| Records shown |

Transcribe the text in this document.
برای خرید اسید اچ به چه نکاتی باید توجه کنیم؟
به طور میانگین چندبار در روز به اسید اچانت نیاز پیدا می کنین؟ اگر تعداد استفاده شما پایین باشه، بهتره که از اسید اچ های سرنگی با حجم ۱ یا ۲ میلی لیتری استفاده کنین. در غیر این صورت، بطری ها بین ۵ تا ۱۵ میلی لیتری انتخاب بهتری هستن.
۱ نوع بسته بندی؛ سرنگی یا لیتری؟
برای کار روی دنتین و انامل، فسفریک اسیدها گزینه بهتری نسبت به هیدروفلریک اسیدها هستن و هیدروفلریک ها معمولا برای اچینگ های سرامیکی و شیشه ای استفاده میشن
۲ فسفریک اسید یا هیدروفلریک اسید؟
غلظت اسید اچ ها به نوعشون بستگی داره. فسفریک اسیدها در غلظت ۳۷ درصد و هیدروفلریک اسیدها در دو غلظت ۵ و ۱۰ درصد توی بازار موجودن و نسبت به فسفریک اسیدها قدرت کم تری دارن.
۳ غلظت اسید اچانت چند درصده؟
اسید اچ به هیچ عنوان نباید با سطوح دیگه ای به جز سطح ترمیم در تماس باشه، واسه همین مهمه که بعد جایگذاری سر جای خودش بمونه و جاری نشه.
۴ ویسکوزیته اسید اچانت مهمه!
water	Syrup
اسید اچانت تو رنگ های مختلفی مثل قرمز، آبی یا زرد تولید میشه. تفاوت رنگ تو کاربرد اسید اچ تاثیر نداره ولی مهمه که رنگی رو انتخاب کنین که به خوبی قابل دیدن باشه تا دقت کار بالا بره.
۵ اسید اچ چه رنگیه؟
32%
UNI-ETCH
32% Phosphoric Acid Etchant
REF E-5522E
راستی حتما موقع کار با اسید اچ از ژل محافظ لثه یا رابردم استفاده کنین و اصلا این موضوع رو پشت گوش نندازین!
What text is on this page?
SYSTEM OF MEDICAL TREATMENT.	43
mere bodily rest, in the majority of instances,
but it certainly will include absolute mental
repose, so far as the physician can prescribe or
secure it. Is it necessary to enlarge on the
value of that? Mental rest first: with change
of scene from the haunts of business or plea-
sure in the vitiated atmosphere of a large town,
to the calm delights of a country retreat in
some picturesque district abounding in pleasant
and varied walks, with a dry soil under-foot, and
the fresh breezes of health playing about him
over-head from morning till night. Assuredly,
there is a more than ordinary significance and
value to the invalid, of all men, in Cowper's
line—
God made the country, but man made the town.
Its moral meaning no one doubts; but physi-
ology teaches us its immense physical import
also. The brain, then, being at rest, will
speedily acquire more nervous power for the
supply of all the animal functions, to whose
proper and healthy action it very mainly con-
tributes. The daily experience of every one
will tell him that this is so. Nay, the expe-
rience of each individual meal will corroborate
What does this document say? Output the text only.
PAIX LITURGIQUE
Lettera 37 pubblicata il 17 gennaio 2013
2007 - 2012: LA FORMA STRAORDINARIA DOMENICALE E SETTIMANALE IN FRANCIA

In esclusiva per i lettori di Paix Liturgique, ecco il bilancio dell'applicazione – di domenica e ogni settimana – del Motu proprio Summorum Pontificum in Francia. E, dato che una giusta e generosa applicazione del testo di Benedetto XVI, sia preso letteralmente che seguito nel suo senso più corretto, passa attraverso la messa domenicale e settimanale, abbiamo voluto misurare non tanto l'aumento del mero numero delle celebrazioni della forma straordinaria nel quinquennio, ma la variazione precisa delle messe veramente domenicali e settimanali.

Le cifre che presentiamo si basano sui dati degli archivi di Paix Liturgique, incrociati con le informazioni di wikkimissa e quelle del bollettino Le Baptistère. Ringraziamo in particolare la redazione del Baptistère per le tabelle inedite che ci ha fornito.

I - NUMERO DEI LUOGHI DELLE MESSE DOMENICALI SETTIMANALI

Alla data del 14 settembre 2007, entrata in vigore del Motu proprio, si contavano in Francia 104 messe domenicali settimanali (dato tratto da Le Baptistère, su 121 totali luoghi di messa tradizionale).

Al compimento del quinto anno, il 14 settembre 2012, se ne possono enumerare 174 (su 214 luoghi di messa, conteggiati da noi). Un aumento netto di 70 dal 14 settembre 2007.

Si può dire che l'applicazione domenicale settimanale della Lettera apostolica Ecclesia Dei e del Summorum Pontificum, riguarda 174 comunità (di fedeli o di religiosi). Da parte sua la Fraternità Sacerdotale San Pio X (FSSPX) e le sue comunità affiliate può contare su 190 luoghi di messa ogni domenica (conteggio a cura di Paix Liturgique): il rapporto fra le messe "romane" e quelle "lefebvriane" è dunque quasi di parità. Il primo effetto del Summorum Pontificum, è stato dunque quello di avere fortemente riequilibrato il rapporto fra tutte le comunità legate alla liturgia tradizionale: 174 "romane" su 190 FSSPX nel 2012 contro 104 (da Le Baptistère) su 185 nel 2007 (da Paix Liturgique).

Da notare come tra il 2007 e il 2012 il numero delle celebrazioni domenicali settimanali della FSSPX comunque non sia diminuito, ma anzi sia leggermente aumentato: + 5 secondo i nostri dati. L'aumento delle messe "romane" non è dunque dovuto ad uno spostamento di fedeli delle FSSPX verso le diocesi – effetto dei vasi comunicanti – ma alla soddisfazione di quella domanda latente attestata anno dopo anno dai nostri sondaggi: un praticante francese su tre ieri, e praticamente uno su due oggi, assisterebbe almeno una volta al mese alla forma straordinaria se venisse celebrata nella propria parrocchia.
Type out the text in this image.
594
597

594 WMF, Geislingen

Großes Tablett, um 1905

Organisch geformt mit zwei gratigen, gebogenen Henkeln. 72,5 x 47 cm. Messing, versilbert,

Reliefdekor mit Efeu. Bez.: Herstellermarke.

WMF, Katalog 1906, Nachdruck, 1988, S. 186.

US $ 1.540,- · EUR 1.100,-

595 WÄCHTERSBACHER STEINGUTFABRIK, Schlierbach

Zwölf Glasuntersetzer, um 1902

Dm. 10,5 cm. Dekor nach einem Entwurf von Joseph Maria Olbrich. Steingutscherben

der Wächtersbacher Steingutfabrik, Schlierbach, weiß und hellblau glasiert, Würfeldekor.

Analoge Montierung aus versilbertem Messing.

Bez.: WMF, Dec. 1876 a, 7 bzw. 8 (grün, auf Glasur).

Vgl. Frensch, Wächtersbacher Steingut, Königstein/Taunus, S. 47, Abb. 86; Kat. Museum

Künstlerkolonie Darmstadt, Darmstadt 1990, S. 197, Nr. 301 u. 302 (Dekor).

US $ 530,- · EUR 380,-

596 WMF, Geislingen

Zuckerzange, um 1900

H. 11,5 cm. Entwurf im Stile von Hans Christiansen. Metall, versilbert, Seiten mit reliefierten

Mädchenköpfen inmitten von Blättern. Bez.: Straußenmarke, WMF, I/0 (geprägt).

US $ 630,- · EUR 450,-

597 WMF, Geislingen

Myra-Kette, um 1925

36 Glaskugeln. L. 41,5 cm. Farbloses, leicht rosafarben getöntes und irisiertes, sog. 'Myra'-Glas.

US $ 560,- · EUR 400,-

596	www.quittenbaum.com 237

| Stated exercise |
List all lines where "more" occurs.

| Solution |
there is a more than ordinary significance and
speedily acquire more nervous power for the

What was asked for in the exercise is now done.